▶ **WHAT IS ASKED**
Return each line holding the string "JSON".

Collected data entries
================================
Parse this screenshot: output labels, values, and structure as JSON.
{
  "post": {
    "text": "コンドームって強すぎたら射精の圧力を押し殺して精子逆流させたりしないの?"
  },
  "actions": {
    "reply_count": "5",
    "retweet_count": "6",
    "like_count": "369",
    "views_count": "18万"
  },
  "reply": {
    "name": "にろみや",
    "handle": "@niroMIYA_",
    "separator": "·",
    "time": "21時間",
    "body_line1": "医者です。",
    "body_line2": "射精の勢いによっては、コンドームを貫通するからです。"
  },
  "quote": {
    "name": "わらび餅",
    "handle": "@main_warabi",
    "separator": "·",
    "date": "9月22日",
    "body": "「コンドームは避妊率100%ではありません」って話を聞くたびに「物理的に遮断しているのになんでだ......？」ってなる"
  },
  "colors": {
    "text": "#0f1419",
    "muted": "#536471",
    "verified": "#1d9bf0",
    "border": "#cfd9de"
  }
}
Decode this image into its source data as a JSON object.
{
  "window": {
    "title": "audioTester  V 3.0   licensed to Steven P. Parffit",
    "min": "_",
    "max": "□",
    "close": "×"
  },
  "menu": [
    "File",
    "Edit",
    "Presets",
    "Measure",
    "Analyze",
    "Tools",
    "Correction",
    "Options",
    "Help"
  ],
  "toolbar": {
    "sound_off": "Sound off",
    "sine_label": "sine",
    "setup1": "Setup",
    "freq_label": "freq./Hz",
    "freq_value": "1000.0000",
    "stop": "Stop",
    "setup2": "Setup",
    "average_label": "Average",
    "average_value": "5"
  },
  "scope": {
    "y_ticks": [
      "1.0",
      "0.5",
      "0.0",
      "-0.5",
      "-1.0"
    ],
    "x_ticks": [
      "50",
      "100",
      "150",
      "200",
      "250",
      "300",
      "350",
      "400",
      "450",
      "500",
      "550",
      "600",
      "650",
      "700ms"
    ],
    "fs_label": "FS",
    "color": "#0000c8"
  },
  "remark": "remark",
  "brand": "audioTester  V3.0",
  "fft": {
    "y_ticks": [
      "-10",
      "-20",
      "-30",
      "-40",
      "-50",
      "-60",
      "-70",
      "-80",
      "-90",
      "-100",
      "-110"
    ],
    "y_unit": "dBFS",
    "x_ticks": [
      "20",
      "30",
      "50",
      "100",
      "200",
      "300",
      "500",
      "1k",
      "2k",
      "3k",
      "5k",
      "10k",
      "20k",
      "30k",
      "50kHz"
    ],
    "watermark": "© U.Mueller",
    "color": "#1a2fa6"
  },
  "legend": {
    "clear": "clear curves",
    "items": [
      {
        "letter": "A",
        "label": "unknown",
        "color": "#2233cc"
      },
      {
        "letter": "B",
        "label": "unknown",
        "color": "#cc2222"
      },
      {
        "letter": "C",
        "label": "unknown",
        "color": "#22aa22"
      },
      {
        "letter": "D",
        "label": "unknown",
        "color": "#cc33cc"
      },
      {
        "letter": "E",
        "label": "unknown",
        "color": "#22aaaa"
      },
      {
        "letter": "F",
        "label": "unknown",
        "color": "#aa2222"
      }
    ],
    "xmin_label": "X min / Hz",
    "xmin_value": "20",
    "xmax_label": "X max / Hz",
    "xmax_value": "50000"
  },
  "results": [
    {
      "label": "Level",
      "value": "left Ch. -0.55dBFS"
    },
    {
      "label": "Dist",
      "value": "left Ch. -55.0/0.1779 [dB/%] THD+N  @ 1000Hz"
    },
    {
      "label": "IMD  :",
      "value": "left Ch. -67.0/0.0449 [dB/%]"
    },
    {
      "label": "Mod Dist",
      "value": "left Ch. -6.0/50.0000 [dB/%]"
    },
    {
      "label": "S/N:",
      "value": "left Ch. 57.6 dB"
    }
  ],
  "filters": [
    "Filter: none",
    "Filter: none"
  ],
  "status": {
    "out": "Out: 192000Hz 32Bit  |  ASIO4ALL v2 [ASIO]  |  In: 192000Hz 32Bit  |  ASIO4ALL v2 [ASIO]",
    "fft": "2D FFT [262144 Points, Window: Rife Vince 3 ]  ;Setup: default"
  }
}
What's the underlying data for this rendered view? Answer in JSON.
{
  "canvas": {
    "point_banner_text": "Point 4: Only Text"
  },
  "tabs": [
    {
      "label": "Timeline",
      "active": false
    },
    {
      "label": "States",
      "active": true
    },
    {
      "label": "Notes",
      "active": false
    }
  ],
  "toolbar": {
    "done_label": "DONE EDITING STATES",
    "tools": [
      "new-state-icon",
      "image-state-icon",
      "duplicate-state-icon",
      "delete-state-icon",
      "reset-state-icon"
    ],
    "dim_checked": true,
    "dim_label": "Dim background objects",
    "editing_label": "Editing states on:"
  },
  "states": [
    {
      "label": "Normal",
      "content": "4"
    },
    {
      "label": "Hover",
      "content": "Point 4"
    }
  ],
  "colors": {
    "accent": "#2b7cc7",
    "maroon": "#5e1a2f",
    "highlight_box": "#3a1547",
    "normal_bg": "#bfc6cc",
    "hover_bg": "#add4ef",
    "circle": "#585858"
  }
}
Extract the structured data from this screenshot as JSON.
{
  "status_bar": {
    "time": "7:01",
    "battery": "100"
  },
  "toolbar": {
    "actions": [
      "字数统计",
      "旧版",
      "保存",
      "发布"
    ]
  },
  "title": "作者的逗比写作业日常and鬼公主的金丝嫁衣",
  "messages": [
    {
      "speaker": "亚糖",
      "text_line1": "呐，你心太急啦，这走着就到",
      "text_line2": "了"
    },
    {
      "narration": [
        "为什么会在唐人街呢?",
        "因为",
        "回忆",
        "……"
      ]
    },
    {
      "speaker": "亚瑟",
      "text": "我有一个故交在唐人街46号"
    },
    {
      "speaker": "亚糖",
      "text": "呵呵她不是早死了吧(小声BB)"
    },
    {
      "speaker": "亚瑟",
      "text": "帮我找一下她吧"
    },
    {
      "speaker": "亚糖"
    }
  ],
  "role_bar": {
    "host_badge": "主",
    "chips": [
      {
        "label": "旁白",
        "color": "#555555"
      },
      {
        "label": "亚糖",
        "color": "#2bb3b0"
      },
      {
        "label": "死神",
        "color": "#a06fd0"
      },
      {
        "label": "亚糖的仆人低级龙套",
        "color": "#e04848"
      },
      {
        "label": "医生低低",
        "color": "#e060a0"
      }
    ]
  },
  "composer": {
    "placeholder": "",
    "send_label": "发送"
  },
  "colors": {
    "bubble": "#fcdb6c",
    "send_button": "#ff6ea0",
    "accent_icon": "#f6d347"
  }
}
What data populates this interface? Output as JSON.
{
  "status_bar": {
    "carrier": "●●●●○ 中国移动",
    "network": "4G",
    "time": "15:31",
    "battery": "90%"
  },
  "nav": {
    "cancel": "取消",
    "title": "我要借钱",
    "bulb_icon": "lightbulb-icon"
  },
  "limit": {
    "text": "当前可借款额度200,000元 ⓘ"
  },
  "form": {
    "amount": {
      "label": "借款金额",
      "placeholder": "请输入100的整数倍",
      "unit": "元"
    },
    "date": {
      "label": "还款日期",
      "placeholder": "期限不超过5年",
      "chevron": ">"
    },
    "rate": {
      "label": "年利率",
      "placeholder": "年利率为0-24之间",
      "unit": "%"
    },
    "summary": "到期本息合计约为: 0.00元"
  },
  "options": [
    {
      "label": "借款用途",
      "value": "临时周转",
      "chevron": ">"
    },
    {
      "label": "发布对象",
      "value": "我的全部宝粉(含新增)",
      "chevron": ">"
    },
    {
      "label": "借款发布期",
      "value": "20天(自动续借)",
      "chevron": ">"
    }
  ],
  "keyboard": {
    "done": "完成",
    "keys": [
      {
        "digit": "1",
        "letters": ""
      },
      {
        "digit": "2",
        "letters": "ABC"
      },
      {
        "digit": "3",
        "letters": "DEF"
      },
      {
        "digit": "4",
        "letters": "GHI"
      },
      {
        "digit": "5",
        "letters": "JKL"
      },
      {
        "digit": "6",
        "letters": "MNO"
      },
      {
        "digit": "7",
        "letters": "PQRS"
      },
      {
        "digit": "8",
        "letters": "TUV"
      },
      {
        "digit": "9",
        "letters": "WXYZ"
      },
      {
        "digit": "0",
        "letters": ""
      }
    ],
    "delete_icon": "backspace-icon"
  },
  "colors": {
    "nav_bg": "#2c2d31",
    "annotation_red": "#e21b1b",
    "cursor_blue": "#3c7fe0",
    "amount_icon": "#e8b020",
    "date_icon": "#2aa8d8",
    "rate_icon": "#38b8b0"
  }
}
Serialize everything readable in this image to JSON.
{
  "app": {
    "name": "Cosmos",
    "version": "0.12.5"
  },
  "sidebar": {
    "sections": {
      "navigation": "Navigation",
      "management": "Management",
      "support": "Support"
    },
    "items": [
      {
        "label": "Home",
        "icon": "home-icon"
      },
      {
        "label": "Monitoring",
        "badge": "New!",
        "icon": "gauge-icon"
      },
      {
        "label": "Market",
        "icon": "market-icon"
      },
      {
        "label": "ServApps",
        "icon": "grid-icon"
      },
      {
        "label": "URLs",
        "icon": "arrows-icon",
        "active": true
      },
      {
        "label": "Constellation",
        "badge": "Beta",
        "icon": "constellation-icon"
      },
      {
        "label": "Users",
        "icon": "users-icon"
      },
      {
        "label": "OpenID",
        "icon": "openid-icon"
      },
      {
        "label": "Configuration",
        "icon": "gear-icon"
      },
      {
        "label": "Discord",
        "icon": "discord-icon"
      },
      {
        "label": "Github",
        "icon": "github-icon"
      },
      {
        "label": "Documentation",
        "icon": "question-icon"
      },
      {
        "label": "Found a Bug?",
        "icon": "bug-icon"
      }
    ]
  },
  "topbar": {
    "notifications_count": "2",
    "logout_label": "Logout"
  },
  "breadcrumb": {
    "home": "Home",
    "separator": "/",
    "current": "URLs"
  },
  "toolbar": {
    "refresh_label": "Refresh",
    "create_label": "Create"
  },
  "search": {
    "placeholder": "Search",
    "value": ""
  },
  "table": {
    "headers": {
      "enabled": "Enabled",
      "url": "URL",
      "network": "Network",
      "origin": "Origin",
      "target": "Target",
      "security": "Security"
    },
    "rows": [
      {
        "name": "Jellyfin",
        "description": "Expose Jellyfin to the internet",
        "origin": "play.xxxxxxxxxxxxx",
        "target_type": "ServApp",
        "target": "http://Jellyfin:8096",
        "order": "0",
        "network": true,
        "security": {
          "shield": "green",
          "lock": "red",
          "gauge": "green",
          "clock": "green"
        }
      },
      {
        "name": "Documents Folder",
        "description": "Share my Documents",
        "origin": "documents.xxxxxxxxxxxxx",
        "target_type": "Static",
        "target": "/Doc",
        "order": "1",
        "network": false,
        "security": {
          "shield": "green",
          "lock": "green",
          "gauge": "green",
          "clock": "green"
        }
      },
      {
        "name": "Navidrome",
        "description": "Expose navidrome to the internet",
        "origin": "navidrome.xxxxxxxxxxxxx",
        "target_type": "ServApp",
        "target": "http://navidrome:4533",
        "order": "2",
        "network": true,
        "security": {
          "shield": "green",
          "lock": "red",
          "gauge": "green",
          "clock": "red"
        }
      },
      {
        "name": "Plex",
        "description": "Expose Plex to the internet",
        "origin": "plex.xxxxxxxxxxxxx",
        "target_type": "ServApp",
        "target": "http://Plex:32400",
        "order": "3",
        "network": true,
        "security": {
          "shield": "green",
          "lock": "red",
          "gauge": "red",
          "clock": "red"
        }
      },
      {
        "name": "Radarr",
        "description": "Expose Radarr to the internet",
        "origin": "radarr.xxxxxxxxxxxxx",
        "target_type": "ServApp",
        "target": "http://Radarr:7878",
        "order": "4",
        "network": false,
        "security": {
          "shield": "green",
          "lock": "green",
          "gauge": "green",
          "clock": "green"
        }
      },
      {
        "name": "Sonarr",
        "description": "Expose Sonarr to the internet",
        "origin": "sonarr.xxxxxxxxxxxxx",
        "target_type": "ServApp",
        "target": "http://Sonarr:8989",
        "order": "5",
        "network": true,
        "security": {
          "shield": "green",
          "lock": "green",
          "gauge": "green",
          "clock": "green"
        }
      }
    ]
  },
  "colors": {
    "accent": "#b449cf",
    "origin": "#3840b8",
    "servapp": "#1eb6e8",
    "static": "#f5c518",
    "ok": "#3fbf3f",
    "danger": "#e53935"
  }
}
================================
▶ **THE COMPLETED TASK**
Parse this screenshot: output labels, values, and structure as JSON.
Decode this image into its source data as a JSON object.
What's the underlying data for this rendered view? Answer in JSON.
Extract the structured data from this screenshot as JSON.
What data populates this interface? Output as JSON.
Serialize everything readable in this image to JSON.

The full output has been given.